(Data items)
-- begin --
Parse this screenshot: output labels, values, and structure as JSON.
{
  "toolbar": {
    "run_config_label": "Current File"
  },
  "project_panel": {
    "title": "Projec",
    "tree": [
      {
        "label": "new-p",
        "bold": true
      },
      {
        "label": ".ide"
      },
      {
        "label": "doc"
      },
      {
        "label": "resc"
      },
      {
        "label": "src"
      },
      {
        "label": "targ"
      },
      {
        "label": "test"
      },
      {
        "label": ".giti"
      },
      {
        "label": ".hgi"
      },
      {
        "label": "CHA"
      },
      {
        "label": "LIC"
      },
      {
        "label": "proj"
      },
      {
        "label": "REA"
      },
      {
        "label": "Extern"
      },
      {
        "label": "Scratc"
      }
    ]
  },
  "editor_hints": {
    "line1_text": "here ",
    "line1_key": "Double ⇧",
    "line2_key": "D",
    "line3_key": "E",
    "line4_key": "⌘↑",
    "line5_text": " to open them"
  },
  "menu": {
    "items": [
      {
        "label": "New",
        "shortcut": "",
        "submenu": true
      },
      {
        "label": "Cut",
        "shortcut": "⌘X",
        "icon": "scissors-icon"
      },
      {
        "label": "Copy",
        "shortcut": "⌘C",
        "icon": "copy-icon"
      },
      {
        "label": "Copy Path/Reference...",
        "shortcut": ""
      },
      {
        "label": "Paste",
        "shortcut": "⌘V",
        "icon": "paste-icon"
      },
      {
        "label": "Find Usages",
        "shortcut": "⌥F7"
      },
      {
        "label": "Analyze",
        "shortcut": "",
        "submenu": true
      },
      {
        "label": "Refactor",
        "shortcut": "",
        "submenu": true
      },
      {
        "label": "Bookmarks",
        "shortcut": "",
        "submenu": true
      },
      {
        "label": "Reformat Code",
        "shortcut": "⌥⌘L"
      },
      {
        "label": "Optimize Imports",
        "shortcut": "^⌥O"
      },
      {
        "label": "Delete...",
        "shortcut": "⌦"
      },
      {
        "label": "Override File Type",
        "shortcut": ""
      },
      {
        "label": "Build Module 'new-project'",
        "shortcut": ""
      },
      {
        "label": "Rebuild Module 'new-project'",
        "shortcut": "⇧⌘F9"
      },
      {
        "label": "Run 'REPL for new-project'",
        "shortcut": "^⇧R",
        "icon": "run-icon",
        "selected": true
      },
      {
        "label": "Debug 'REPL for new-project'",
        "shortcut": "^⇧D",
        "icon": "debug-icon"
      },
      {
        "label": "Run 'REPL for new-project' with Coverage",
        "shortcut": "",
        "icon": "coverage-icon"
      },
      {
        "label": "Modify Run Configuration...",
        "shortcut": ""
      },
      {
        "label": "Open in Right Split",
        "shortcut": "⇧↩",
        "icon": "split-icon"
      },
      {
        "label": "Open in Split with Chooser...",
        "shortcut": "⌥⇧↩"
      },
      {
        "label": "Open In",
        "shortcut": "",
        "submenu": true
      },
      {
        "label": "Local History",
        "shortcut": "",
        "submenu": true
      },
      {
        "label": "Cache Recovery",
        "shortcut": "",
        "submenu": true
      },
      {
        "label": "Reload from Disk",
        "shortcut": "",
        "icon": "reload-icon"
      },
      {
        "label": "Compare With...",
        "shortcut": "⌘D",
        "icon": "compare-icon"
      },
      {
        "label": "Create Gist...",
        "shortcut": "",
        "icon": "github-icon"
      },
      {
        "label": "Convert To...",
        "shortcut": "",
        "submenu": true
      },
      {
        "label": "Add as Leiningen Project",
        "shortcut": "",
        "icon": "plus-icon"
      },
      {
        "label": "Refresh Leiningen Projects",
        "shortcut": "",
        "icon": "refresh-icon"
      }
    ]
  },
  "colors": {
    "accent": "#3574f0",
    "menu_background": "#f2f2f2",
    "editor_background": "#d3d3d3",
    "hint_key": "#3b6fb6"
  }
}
-- end --
> [Task goal]:
All of the lines above need to be given again exactly.

> [Solution to this task]:
Parse this screenshot: output labels, values, and structure as JSON.
{
  "toolbar": {
    "run_config_label": "Current File"
  },
  "project_panel": {
    "title": "Projec",
    "tree": [
      {
        "label": "new-p",
        "bold": true
      },
      {
        "label": ".ide"
      },
      {
        "label": "doc"
      },
      {
        "label": "resc"
      },
      {
        "label": "src"
      },
      {
        "label": "targ"
      },
      {
        "label": "test"
      },
      {
        "label": ".giti"
      },
      {
        "label": ".hgi"
      },
      {
        "label": "CHA"
      },
      {
        "label": "LIC"
      },
      {
        "label": "proj"
      },
      {
        "label": "REA"
      },
      {
        "label": "Extern"
      },
      {
        "label": "Scratc"
      }
    ]
  },
  "editor_hints": {
    "line1_text": "here ",
    "line1_key": "Double ⇧",
    "line2_key": "D",
    "line3_key": "E",
    "line4_key": "⌘↑",
    "line5_text": " to open them"
  },
  "menu": {
    "items": [
      {
        "label": "New",
        "shortcut": "",
        "submenu": true
      },
      {
        "label": "Cut",
        "shortcut": "⌘X",
        "icon": "scissors-icon"
      },
      {
        "label": "Copy",
        "shortcut": "⌘C",
        "icon": "copy-icon"
      },
      {
        "label": "Copy Path/Reference...",
        "shortcut": ""
      },
      {
        "label": "Paste",
        "shortcut": "⌘V",
        "icon": "paste-icon"
      },
      {
        "label": "Find Usages",
        "shortcut": "⌥F7"
      },
      {
        "label": "Analyze",
        "shortcut": "",
        "submenu": true
      },
      {
        "label": "Refactor",
        "shortcut": "",
        "submenu": true
      },
      {
        "label": "Bookmarks",
        "shortcut": "",
        "submenu": true
      },
      {
        "label": "Reformat Code",
        "shortcut": "⌥⌘L"
      },
      {
        "label": "Optimize Imports",
        "shortcut": "^⌥O"
      },
      {
        "label": "Delete...",
        "shortcut": "⌦"
      },
      {
        "label": "Override File Type",
        "shortcut": ""
      },
      {
        "label": "Build Module 'new-project'",
        "shortcut": ""
      },
      {
        "label": "Rebuild Module 'new-project'",
        "shortcut": "⇧⌘F9"
      },
      {
        "label": "Run 'REPL for new-project'",
        "shortcut": "^⇧R",
        "icon": "run-icon",
        "selected": true
      },
      {
        "label": "Debug 'REPL for new-project'",
        "shortcut": "^⇧D",
        "icon": "debug-icon"
      },
      {
        "label": "Run 'REPL for new-project' with Coverage",
        "shortcut": "",
        "icon": "coverage-icon"
      },
      {
        "label": "Modify Run Configuration...",
        "shortcut": ""
      },
      {
        "label": "Open in Right Split",
        "shortcut": "⇧↩",
        "icon": "split-icon"
      },
      {
        "label": "Open in Split with Chooser...",
        "shortcut": "⌥⇧↩"
      },
      {
        "label": "Open In",
        "shortcut": "",
        "submenu": true
      },
      {
        "label": "Local History",
        "shortcut": "",
        "submenu": true
      },
      {
        "label": "Cache Recovery",
        "shortcut": "",
        "submenu": true
      },
      {
        "label": "Reload from Disk",
        "shortcut": "",
        "icon": "reload-icon"
      },
      {
        "label": "Compare With...",
        "shortcut": "⌘D",
        "icon": "compare-icon"
      },
      {
        "label": "Create Gist...",
        "shortcut": "",
        "icon": "github-icon"
      },
      {
        "label": "Convert To...",
        "shortcut": "",
        "submenu": true
      },
      {
        "label": "Add as Leiningen Project",
        "shortcut": "",
        "icon": "plus-icon"
      },
      {
        "label": "Refresh Leiningen Projects",
        "shortcut": "",
        "icon": "refresh-icon"
      }
    ]
  },
  "colors": {
    "accent": "#3574f0",
    "menu_background": "#f2f2f2",
    "editor_background": "#d3d3d3",
    "hint_key": "#3b6fb6"
  }
}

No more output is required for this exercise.